=== Entries shown ===

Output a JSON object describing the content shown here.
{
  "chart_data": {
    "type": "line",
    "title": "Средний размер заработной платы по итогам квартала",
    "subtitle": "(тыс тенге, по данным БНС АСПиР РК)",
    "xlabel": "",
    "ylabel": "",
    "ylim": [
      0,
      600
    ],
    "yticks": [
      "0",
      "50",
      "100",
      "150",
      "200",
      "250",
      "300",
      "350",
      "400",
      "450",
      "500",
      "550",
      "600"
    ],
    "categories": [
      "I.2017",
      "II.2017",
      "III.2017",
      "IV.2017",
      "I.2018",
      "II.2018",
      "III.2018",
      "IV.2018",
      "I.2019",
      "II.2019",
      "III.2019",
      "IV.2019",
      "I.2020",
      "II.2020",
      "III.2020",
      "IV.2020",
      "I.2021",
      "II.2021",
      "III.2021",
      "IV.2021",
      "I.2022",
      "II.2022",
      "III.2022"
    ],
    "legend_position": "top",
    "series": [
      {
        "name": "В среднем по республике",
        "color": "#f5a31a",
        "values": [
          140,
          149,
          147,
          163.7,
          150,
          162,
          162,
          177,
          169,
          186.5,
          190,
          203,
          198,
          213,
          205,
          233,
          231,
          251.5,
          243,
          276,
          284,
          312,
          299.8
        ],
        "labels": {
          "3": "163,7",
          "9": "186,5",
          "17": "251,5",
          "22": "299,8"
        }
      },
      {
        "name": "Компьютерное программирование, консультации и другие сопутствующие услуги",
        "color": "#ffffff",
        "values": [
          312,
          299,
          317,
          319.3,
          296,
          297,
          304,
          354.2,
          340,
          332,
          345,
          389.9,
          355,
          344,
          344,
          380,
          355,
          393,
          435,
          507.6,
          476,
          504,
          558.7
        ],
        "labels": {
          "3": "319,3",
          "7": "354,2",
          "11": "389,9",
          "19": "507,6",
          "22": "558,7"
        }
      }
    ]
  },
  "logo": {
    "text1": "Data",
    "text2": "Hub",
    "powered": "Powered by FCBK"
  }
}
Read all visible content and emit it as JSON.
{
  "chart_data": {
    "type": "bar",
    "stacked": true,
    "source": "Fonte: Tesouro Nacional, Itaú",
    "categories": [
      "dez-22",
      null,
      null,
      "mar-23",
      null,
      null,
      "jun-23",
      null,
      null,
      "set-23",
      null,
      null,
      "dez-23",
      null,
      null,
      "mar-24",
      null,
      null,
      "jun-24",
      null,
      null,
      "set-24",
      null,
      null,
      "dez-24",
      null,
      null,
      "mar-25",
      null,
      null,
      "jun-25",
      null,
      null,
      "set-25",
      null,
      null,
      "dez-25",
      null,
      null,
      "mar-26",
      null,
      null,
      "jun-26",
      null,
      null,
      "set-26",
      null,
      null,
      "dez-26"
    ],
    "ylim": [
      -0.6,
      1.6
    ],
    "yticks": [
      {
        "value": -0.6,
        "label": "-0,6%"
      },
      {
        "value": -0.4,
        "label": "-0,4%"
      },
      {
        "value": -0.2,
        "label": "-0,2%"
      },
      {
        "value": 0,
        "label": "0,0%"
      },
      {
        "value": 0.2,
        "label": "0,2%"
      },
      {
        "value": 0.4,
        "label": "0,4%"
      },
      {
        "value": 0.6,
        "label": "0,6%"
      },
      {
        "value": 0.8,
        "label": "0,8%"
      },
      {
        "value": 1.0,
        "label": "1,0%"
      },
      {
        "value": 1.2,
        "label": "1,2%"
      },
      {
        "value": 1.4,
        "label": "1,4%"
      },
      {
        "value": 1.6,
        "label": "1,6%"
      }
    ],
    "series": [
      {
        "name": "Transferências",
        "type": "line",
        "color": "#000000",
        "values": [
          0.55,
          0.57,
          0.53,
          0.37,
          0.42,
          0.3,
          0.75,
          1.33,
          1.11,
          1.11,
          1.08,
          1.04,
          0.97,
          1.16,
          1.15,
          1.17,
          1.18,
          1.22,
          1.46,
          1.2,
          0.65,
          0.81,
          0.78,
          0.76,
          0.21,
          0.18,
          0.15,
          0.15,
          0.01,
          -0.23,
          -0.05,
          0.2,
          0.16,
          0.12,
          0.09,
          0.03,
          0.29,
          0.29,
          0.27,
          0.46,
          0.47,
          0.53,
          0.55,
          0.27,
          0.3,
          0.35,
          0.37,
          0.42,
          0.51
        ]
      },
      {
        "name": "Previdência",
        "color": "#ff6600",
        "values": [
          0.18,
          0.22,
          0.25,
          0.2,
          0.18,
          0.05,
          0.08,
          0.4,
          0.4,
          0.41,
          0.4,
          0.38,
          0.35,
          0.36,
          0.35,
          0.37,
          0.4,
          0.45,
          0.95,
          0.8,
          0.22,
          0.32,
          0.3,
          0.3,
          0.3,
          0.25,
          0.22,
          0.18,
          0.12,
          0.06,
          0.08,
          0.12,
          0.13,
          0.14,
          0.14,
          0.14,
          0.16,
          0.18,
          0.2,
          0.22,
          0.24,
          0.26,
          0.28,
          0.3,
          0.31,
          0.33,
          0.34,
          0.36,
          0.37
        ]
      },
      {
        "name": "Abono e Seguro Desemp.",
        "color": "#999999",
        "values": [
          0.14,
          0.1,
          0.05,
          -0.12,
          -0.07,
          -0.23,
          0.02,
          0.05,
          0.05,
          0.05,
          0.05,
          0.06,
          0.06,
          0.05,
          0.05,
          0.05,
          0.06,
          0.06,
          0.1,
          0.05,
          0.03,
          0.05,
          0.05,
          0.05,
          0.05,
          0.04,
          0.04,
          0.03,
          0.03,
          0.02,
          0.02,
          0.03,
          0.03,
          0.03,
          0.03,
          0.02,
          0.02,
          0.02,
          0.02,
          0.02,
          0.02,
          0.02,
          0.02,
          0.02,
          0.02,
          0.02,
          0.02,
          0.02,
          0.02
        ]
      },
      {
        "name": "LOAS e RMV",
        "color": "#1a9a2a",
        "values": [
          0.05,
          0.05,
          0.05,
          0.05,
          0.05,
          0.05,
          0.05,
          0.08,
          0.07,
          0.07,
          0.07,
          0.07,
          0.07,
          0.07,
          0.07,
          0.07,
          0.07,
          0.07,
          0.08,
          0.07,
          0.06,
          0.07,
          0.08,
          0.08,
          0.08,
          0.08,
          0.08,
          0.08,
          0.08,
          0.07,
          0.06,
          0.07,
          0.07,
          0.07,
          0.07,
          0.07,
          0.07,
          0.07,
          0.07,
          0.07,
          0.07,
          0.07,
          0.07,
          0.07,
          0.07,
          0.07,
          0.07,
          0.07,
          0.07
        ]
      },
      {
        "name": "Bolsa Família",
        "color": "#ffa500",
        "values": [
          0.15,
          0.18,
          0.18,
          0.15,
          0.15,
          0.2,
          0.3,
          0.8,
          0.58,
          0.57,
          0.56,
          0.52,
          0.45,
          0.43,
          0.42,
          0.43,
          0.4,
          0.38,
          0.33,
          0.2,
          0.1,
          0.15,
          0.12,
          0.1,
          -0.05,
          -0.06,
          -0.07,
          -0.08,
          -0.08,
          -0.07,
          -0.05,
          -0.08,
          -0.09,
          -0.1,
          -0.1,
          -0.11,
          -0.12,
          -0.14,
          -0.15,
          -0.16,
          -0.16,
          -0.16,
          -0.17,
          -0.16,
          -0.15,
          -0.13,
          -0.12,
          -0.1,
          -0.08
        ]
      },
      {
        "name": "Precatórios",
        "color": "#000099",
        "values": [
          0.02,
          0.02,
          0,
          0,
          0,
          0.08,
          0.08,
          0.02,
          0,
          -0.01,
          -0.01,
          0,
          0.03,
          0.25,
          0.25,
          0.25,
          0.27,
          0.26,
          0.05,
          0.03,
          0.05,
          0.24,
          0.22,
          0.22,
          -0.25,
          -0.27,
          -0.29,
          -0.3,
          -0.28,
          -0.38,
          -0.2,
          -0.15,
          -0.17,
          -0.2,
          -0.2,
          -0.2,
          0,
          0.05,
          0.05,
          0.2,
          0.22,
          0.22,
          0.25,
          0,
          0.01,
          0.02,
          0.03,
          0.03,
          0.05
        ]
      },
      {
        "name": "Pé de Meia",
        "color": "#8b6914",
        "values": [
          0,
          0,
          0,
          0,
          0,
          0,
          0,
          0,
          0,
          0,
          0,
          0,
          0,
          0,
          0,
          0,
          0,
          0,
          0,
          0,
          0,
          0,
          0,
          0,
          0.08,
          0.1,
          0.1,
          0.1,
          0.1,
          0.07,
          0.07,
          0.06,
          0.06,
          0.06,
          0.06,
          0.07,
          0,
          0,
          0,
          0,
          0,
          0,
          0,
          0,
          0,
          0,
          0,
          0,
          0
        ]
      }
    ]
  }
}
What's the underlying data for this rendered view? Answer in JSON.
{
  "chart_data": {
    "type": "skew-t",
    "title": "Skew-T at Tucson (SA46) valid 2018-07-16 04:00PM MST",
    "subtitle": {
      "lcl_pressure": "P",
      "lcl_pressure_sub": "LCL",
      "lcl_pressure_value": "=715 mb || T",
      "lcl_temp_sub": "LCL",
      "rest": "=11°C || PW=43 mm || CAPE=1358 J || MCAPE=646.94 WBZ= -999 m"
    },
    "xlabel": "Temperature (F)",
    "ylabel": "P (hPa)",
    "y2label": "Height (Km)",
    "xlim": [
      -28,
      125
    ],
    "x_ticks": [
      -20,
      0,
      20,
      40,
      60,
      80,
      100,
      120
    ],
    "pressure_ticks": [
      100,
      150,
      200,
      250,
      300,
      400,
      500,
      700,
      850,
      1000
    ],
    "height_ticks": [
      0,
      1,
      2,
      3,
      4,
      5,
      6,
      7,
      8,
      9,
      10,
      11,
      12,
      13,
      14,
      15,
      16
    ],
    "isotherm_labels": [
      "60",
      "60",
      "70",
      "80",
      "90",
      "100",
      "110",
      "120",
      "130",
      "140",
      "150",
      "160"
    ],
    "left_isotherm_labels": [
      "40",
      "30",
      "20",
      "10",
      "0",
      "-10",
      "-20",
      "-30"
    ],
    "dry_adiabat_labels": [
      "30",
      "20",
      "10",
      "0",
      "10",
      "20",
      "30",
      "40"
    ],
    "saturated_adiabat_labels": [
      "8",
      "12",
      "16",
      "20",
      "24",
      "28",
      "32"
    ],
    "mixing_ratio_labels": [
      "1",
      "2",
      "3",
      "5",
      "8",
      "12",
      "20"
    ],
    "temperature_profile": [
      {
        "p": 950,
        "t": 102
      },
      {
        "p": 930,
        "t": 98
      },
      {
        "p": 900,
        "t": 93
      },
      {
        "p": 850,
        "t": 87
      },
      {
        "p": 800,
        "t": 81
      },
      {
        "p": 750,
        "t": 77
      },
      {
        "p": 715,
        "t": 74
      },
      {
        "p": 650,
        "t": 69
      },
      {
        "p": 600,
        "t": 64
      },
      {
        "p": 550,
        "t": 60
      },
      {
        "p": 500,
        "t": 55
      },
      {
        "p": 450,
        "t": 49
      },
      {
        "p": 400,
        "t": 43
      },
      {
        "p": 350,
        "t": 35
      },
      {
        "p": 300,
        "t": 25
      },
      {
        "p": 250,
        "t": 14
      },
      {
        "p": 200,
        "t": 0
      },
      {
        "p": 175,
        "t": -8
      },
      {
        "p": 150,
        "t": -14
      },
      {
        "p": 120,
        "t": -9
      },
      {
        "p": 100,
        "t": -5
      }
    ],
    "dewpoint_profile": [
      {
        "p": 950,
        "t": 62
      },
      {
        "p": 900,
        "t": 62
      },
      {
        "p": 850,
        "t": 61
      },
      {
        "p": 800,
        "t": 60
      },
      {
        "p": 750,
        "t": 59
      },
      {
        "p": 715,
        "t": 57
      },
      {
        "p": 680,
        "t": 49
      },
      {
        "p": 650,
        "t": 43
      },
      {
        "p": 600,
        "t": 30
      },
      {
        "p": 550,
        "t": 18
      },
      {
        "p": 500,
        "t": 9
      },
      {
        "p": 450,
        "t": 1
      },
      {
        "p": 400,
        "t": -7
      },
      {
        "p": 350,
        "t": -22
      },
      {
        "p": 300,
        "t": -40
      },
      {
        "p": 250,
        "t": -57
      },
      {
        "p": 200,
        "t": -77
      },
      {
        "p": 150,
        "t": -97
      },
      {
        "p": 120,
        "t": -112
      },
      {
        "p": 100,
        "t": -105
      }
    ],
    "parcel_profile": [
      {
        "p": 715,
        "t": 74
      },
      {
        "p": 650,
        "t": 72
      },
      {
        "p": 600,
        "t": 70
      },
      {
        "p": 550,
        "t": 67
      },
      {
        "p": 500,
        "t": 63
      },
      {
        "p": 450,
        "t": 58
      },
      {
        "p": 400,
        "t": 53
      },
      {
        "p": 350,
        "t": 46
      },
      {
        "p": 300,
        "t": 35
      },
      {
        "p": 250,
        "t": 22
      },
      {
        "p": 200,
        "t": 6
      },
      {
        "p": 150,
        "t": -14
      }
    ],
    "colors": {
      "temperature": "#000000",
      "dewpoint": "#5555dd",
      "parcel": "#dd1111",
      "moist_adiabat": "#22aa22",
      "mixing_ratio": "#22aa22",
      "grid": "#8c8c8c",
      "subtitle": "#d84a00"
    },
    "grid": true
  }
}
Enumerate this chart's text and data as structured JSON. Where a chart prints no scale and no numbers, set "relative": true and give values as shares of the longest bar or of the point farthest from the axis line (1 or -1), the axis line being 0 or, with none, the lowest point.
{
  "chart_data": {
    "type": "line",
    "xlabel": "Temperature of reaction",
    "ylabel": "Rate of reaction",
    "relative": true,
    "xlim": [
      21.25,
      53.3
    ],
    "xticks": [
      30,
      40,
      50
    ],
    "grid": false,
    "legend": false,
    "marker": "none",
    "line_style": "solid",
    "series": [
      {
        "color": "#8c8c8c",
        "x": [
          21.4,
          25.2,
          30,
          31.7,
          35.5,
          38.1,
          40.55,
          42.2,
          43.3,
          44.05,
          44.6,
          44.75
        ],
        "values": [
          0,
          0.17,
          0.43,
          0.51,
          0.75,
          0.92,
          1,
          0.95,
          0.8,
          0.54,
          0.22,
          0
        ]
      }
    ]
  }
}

===

Your instructions: Find the line that contains "Enumerate this chart's" in the listing above. Retype it and every line after it up to the last, exactly, and nothing else.

Solved problem:
Enumerate this chart's text and data as structured JSON. Where a chart prints no scale and no numbers, set "relative": true and give values as shares of the longest bar or of the point farthest from the axis line (1 or -1), the axis line being 0 or, with none, the lowest point.
{
  "chart_data": {
    "type": "line",
    "xlabel": "Temperature of reaction",
    "ylabel": "Rate of reaction",
    "relative": true,
    "xlim": [
      21.25,
      53.3
    ],
    "xticks": [
      30,
      40,
      50
    ],
    "grid": false,
    "legend": false,
    "marker": "none",
    "line_style": "solid",
    "series": [
      {
        "color": "#8c8c8c",
        "x": [
          21.4,
          25.2,
          30,
          31.7,
          35.5,
          38.1,
          40.55,
          42.2,
          43.3,
          44.05,
          44.6,
          44.75
        ],
        "values": [
          0,
          0.17,
          0.43,
          0.51,
          0.75,
          0.92,
          1,
          0.95,
          0.8,
          0.54,
          0.22,
          0
        ]
      }
    ]
  }
}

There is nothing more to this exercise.